_Excerpted records:_
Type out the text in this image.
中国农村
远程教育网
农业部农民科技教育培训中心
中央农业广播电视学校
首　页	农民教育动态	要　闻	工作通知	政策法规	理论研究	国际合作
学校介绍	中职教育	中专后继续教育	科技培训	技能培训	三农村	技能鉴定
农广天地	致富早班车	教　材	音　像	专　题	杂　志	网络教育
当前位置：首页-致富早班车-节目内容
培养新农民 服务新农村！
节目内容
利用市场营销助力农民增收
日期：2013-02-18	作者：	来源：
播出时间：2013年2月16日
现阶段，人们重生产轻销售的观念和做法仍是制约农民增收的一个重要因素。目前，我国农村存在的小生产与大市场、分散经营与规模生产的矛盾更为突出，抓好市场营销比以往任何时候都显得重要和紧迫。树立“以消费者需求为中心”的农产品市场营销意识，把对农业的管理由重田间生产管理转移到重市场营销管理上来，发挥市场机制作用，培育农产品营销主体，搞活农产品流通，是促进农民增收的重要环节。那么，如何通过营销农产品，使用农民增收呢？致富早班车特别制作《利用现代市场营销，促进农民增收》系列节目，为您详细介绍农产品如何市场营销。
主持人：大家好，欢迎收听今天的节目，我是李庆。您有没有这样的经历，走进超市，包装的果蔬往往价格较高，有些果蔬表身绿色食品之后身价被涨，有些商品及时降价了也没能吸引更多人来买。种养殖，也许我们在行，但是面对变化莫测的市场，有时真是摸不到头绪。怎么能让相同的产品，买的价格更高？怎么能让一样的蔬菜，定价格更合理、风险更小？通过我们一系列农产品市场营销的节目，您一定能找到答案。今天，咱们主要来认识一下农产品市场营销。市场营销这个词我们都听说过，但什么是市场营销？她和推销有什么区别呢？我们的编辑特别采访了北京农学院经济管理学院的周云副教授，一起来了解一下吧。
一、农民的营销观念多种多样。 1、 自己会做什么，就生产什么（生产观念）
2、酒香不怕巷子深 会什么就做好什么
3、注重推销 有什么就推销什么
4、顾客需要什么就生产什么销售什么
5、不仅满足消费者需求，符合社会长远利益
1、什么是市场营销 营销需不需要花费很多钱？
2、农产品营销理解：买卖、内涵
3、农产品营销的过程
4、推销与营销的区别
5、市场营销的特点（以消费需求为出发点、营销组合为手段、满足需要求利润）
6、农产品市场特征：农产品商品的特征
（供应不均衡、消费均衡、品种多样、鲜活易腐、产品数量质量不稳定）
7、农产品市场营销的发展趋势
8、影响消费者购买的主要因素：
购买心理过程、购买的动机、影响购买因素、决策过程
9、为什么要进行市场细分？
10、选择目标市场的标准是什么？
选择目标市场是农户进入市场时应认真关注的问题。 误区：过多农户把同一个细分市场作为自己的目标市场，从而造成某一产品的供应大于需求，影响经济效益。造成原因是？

_Requirements:_ Return all of the above records exactly, leaving no line out.

_Task response:_
Type out the text in this image.
中国农村
远程教育网
农业部农民科技教育培训中心
中央农业广播电视学校
首　页	农民教育动态	要　闻	工作通知	政策法规	理论研究	国际合作
学校介绍	中职教育	中专后继续教育	科技培训	技能培训	三农村	技能鉴定
农广天地	致富早班车	教　材	音　像	专　题	杂　志	网络教育
当前位置：首页-致富早班车-节目内容
培养新农民 服务新农村！
节目内容
利用市场营销助力农民增收
日期：2013-02-18	作者：	来源：
播出时间：2013年2月16日
现阶段，人们重生产轻销售的观念和做法仍是制约农民增收的一个重要因素。目前，我国农村存在的小生产与大市场、分散经营与规模生产的矛盾更为突出，抓好市场营销比以往任何时候都显得重要和紧迫。树立“以消费者需求为中心”的农产品市场营销意识，把对农业的管理由重田间生产管理转移到重市场营销管理上来，发挥市场机制作用，培育农产品营销主体，搞活农产品流通，是促进农民增收的重要环节。那么，如何通过营销农产品，使用农民增收呢？致富早班车特别制作《利用现代市场营销，促进农民增收》系列节目，为您详细介绍农产品如何市场营销。
主持人：大家好，欢迎收听今天的节目，我是李庆。您有没有这样的经历，走进超市，包装的果蔬往往价格较高，有些果蔬表身绿色食品之后身价被涨，有些商品及时降价了也没能吸引更多人来买。种养殖，也许我们在行，但是面对变化莫测的市场，有时真是摸不到头绪。怎么能让相同的产品，买的价格更高？怎么能让一样的蔬菜，定价格更合理、风险更小？通过我们一系列农产品市场营销的节目，您一定能找到答案。今天，咱们主要来认识一下农产品市场营销。市场营销这个词我们都听说过，但什么是市场营销？她和推销有什么区别呢？我们的编辑特别采访了北京农学院经济管理学院的周云副教授，一起来了解一下吧。
一、农民的营销观念多种多样。 1、 自己会做什么，就生产什么（生产观念）
2、酒香不怕巷子深 会什么就做好什么
3、注重推销 有什么就推销什么
4、顾客需要什么就生产什么销售什么
5、不仅满足消费者需求，符合社会长远利益
1、什么是市场营销 营销需不需要花费很多钱？
2、农产品营销理解：买卖、内涵
3、农产品营销的过程
4、推销与营销的区别
5、市场营销的特点（以消费需求为出发点、营销组合为手段、满足需要求利润）
6、农产品市场特征：农产品商品的特征
（供应不均衡、消费均衡、品种多样、鲜活易腐、产品数量质量不稳定）
7、农产品市场营销的发展趋势
8、影响消费者购买的主要因素：
购买心理过程、购买的动机、影响购买因素、决策过程
9、为什么要进行市场细分？
10、选择目标市场的标准是什么？
选择目标市场是农户进入市场时应认真关注的问题。 误区：过多农户把同一个细分市场作为自己的目标市场，从而造成某一产品的供应大于需求，影响经济效益。造成原因是？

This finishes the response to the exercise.